__Available records__.
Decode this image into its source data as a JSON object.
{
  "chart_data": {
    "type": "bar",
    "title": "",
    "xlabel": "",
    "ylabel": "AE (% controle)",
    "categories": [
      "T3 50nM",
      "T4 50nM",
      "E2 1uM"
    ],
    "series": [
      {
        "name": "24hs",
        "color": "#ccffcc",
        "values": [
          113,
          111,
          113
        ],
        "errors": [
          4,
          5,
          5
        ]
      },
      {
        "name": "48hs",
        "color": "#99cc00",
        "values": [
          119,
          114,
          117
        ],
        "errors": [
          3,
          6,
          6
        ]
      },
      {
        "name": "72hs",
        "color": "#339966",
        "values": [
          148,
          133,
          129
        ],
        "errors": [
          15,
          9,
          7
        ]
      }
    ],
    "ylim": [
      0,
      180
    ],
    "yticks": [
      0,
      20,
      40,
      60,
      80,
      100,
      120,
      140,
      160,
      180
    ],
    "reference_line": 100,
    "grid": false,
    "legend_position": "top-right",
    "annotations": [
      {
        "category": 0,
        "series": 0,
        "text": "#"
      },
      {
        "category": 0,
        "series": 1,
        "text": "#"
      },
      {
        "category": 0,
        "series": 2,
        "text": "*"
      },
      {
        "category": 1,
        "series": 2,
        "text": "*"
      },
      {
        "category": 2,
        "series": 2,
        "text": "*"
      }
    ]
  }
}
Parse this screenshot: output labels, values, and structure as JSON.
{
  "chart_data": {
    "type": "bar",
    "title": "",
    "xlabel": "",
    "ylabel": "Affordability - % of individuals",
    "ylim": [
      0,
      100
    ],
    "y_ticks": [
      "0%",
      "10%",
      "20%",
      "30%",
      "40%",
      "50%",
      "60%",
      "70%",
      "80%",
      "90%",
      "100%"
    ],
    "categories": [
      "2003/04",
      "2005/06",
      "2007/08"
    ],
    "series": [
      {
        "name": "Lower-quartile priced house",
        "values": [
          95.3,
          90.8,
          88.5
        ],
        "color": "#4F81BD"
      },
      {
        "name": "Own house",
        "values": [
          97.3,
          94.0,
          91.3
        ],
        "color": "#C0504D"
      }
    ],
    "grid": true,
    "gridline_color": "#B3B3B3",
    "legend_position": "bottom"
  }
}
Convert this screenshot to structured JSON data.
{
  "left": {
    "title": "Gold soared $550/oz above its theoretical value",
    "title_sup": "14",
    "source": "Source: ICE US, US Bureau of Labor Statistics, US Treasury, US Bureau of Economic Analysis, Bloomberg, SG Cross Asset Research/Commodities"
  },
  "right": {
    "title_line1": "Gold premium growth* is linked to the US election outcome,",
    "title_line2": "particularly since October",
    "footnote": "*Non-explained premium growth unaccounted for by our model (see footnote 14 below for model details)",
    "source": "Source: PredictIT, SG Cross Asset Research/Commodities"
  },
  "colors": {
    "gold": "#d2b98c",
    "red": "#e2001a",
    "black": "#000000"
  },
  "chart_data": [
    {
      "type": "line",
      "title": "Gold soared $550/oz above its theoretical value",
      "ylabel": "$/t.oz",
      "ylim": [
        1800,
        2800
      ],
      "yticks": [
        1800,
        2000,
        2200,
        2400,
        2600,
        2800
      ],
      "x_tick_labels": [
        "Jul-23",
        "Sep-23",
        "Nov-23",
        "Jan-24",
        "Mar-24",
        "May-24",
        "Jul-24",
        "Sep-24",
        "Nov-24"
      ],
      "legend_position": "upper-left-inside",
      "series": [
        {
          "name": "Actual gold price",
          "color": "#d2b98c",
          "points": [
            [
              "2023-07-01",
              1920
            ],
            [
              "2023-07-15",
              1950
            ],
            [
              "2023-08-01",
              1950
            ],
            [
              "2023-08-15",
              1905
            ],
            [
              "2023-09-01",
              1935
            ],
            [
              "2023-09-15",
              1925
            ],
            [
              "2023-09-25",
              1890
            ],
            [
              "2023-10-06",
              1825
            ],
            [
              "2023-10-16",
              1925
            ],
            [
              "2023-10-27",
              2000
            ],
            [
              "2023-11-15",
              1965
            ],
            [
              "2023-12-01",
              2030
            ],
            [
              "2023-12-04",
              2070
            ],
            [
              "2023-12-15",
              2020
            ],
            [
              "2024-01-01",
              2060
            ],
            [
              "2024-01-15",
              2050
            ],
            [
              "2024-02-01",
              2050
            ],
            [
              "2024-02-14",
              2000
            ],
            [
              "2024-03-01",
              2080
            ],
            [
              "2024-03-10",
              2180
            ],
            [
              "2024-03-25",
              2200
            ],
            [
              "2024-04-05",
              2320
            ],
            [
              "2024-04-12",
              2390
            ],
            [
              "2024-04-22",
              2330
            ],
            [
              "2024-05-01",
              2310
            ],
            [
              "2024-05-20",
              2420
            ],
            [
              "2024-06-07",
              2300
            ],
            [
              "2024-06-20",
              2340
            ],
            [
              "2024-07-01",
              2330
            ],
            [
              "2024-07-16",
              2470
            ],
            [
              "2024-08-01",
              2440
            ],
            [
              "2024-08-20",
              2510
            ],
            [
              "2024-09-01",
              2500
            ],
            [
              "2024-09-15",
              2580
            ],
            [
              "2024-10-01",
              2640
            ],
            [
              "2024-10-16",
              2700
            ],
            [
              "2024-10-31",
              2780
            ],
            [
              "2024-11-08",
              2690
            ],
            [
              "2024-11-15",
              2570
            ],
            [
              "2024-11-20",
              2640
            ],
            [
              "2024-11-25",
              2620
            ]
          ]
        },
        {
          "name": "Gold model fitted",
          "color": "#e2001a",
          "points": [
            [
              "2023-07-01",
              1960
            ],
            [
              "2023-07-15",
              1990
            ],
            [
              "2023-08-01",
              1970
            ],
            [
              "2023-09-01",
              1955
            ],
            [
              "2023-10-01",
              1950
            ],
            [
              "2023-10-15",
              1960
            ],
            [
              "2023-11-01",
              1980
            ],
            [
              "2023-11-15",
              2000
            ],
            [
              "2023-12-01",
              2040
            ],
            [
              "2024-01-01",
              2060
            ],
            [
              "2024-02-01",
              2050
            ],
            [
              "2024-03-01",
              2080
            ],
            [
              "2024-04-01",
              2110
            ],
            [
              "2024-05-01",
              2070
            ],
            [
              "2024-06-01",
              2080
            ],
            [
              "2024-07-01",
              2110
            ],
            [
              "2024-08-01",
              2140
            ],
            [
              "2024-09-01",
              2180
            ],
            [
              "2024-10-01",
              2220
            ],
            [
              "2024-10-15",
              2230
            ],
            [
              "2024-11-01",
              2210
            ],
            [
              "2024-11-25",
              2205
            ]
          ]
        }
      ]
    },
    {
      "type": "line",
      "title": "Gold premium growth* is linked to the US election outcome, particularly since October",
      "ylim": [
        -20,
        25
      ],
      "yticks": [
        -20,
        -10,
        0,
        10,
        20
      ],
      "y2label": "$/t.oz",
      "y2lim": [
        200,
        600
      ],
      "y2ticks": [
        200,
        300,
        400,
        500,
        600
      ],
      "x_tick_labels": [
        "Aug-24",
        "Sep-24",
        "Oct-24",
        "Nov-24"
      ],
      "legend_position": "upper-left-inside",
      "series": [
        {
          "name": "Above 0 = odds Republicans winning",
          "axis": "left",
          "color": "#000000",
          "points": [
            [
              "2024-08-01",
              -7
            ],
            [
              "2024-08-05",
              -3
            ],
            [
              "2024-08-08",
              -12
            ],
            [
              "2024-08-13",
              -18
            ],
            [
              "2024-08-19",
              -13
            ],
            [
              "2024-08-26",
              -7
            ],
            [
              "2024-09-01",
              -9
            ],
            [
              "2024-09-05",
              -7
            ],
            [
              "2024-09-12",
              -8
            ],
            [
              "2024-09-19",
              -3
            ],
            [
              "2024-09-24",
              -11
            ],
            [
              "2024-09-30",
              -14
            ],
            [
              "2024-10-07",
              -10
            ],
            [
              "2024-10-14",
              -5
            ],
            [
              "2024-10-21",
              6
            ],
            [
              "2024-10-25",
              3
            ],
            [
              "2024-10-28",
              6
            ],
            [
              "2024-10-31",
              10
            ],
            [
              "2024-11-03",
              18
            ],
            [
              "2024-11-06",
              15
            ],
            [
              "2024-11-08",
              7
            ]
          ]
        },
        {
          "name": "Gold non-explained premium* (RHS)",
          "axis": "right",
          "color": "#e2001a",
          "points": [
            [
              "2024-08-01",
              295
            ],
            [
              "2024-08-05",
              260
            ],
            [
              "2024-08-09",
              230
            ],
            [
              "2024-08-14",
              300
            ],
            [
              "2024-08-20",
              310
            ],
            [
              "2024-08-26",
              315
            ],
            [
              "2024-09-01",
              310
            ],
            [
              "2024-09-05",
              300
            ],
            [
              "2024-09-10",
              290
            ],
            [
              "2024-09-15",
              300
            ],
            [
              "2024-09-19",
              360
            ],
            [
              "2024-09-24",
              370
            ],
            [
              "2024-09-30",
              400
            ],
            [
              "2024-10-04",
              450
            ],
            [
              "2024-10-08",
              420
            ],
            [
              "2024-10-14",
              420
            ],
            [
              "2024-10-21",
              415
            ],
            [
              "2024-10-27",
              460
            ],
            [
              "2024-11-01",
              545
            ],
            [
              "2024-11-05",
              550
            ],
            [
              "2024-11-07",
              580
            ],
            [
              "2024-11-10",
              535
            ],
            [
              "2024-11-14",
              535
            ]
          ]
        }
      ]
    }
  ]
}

__Exercise requirements__.
Select and copy every line from the records that includes the word "since".

__Result of this task__.
    "title_line2": "particularly since October",
      "title": "Gold premium growth* is linked to the US election outcome, particularly since October",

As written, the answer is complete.